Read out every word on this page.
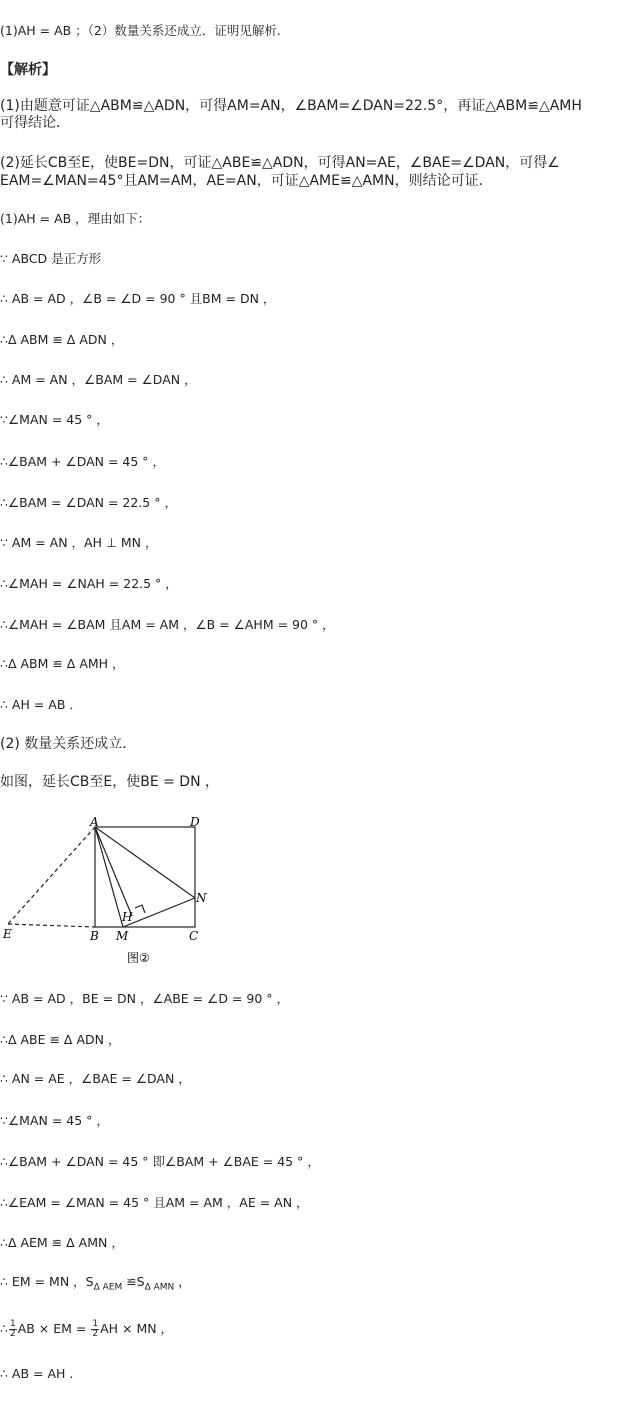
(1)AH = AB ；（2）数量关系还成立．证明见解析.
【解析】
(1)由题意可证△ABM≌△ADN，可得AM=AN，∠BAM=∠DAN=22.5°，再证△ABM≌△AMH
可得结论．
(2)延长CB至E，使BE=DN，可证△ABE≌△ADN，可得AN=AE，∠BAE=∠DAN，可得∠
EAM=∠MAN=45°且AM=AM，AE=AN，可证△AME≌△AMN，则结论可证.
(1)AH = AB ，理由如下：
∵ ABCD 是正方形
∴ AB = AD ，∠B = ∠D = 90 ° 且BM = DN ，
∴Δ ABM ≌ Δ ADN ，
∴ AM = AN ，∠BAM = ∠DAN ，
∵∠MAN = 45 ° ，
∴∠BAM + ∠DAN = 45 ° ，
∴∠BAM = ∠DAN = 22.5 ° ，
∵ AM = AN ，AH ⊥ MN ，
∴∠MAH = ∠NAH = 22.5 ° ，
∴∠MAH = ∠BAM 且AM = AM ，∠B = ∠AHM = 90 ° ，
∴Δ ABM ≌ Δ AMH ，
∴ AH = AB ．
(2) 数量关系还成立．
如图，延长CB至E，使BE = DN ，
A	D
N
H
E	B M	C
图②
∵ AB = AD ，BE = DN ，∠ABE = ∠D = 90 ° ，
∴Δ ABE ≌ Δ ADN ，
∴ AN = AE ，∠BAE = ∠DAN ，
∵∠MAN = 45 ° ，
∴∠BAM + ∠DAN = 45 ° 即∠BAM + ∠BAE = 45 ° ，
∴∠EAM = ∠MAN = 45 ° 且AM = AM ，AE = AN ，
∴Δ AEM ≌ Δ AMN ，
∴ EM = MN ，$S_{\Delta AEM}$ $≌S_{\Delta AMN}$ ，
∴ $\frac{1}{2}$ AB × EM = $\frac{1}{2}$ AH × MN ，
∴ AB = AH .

++++++

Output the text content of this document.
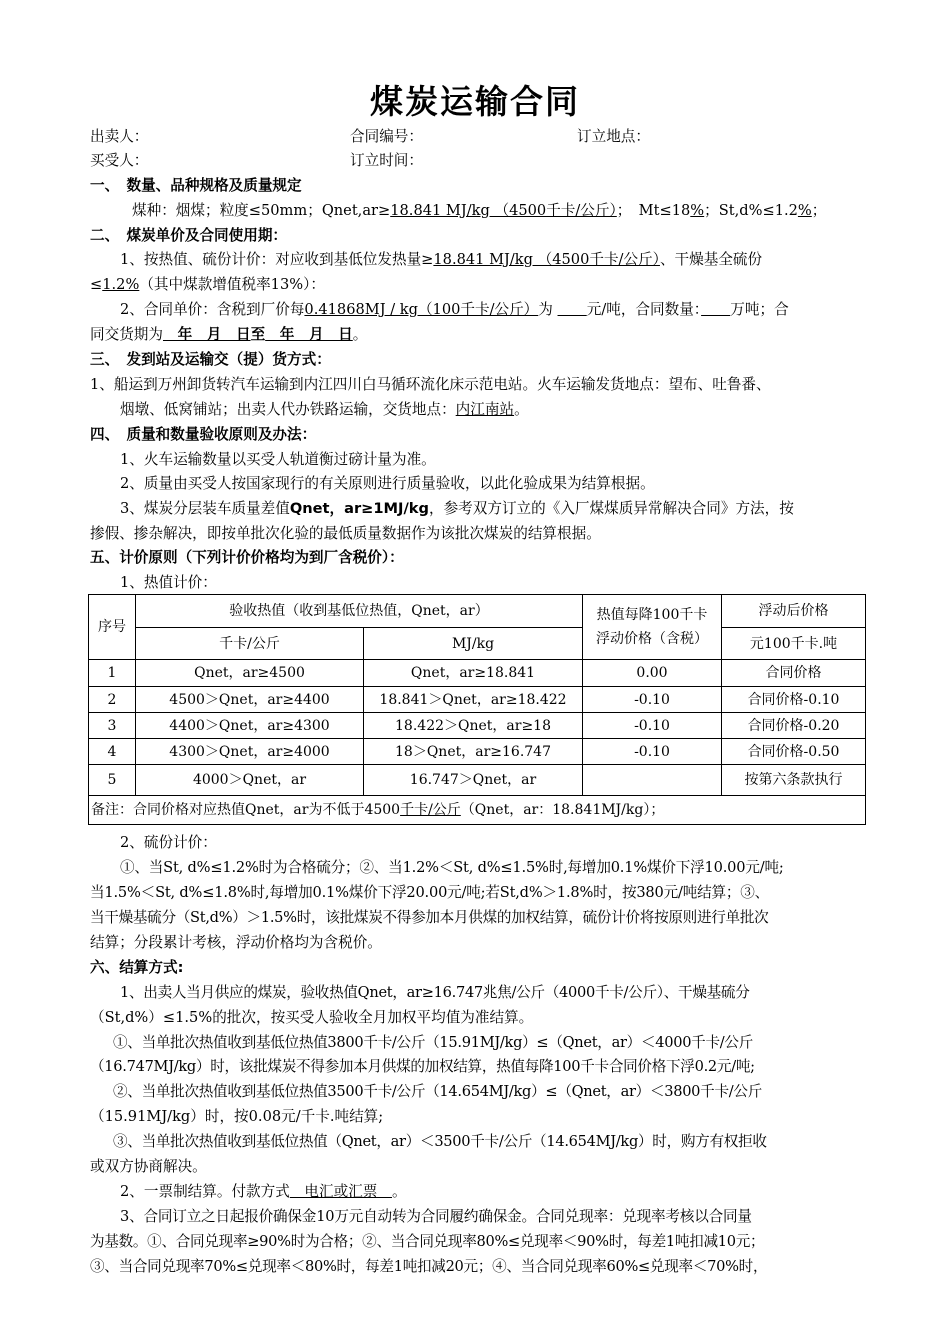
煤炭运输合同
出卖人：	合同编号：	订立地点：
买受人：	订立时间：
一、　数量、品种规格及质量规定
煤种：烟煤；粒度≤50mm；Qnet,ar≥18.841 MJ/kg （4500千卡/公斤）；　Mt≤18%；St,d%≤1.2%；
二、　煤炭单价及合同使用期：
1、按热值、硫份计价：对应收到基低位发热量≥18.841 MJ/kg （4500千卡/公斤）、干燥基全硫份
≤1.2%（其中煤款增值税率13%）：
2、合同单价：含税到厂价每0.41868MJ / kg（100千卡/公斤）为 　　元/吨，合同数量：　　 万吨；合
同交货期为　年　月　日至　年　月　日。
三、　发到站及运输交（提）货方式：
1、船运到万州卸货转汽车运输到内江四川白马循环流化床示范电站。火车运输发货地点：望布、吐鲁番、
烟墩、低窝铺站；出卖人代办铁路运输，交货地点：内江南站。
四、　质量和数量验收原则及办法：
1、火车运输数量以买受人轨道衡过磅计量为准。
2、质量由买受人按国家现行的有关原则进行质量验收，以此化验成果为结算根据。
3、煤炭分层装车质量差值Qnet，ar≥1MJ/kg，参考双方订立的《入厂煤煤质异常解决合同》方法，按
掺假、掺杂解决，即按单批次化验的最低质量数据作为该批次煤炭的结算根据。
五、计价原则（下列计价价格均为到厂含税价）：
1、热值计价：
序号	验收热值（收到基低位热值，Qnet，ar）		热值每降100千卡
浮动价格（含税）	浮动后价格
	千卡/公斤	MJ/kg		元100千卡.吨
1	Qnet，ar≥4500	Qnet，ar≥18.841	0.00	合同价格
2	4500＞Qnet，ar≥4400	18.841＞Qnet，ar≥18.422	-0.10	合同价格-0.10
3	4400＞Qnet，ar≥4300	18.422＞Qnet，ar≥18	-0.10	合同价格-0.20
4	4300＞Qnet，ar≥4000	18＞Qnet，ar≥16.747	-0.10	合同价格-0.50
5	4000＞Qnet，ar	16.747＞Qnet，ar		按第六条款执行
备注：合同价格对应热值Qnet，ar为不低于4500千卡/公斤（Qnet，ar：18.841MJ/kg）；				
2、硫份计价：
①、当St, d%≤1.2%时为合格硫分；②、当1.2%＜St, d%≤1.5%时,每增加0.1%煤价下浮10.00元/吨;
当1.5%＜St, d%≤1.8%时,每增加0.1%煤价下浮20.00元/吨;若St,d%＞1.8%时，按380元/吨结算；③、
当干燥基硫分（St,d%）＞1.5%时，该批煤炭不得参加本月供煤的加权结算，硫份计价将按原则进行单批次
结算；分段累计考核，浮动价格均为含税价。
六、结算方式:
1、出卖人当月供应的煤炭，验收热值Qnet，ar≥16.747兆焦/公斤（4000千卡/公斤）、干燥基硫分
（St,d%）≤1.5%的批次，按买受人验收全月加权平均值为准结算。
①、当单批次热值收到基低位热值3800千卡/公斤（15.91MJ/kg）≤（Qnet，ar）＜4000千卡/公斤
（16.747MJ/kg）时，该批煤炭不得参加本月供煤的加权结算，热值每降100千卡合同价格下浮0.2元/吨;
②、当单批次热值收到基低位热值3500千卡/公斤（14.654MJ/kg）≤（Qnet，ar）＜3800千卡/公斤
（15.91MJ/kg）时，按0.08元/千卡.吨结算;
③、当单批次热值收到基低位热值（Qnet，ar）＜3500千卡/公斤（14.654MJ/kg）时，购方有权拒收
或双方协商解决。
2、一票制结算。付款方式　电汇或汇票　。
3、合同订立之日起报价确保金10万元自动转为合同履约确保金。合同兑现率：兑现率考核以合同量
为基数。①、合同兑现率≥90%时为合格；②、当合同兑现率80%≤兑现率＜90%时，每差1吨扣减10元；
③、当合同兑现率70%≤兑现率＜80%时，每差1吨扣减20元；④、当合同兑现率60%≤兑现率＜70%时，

++++++

What you have to do: List all lines in the material containing the string "this".

Written solution:
Read out every word on this page.
Output the text content of this document.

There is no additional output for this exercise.